>> Start Working data

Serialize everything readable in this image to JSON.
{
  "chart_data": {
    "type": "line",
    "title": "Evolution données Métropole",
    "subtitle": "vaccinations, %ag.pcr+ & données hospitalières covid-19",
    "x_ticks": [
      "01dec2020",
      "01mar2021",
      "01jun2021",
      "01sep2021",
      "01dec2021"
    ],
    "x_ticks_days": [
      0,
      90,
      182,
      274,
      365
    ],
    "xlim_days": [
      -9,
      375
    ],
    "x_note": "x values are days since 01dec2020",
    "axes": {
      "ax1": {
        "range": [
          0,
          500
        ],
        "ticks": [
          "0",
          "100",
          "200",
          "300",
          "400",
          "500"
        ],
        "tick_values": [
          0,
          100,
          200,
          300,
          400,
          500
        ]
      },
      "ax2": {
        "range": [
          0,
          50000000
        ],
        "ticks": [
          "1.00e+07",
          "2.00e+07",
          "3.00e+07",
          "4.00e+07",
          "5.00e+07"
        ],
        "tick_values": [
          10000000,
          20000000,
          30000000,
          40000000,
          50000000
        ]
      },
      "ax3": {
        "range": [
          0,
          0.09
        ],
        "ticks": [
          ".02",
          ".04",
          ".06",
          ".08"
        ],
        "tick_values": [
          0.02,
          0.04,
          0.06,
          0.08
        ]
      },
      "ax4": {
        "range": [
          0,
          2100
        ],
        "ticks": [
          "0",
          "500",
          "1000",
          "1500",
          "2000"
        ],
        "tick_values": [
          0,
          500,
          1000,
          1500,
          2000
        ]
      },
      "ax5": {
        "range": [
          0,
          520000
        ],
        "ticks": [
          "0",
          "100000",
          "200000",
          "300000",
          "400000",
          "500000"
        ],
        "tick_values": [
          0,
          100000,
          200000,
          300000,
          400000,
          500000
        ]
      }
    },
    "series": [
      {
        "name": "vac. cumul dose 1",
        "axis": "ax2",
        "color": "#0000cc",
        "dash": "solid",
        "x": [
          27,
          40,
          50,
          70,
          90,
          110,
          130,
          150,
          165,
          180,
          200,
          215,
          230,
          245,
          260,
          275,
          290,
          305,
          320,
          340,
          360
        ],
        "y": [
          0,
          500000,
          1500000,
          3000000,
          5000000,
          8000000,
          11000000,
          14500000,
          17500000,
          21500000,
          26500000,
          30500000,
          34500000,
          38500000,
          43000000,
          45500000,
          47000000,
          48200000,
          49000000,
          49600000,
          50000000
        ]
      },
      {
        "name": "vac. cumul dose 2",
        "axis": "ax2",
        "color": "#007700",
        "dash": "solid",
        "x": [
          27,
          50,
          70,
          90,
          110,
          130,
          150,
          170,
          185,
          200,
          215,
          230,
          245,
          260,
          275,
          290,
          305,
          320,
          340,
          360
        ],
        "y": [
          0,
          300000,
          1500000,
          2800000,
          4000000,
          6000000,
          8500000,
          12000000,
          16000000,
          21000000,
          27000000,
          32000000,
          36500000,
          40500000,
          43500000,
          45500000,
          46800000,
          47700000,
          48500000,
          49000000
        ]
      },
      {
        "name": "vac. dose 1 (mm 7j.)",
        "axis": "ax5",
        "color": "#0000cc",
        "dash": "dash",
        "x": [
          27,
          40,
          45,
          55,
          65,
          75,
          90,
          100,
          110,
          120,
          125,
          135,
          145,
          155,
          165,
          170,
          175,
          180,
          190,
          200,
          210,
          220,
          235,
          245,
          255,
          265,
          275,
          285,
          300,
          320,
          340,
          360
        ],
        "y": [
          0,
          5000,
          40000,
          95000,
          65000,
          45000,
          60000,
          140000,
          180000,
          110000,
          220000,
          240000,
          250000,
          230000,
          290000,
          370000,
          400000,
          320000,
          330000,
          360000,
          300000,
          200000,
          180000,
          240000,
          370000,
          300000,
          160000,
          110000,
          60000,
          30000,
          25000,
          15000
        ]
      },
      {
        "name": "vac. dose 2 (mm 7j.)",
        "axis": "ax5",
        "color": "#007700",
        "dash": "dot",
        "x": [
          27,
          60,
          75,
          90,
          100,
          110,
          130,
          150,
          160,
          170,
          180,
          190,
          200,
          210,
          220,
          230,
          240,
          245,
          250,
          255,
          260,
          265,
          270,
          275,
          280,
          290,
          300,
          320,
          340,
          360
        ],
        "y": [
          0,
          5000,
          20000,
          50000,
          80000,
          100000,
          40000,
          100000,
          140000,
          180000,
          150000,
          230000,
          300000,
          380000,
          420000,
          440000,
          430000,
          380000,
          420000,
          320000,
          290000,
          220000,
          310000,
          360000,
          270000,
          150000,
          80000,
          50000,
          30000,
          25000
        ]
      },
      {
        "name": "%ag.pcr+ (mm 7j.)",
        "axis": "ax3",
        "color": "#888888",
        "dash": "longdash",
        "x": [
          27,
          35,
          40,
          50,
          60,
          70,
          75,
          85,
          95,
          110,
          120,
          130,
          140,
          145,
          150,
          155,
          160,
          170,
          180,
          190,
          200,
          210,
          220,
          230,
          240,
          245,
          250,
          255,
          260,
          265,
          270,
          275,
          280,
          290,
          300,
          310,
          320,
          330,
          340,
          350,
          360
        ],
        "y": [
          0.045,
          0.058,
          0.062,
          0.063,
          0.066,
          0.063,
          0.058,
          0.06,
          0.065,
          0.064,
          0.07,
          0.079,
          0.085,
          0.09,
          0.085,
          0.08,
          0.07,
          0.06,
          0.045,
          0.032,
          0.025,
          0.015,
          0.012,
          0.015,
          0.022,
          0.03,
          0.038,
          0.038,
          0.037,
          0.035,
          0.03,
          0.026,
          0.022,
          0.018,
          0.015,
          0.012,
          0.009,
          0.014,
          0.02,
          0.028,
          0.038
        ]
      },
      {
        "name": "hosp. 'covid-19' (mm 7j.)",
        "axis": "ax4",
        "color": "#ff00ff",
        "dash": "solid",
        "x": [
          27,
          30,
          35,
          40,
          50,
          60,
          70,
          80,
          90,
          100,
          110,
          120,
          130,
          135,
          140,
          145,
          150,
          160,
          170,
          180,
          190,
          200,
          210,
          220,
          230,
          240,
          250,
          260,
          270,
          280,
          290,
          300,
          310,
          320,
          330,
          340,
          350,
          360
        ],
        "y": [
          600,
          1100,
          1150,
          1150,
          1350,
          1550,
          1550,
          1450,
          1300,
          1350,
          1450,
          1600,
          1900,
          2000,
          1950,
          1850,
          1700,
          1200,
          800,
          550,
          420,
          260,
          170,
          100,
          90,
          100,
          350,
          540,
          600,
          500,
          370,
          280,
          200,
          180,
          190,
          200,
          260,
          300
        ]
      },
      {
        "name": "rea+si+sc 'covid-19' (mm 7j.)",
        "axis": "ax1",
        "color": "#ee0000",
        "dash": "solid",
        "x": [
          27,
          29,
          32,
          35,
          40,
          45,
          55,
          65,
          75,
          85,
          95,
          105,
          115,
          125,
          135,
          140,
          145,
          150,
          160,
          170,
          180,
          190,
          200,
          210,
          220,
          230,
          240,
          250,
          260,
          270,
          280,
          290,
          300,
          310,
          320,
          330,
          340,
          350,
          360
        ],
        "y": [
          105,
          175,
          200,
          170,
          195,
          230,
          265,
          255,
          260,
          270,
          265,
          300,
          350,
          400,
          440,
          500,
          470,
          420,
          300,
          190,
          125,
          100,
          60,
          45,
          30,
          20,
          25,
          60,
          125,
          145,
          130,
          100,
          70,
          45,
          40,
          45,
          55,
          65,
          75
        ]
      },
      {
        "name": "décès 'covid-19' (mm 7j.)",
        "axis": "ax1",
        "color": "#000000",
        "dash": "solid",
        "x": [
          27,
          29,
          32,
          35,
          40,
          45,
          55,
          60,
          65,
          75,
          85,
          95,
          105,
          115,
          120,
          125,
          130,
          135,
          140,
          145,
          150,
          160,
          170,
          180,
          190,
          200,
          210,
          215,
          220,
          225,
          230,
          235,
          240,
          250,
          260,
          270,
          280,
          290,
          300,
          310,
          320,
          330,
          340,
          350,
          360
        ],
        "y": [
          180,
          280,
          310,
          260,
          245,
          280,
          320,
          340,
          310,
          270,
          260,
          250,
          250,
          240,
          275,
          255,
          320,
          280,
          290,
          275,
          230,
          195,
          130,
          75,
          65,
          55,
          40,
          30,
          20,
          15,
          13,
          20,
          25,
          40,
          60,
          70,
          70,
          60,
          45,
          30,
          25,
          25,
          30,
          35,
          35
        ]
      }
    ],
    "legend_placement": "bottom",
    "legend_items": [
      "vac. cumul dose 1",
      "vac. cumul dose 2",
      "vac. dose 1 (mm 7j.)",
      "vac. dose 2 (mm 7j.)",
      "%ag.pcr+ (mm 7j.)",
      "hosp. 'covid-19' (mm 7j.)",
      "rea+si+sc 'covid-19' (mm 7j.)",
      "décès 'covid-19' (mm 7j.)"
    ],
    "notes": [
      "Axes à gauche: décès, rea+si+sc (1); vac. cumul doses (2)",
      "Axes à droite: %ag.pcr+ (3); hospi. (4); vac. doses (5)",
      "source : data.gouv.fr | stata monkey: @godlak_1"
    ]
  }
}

>> End Working data

What the task requires =
State the number of lines in these entries that include the string "covid". Provide nothing beyond that number.

Answer to this problem =
7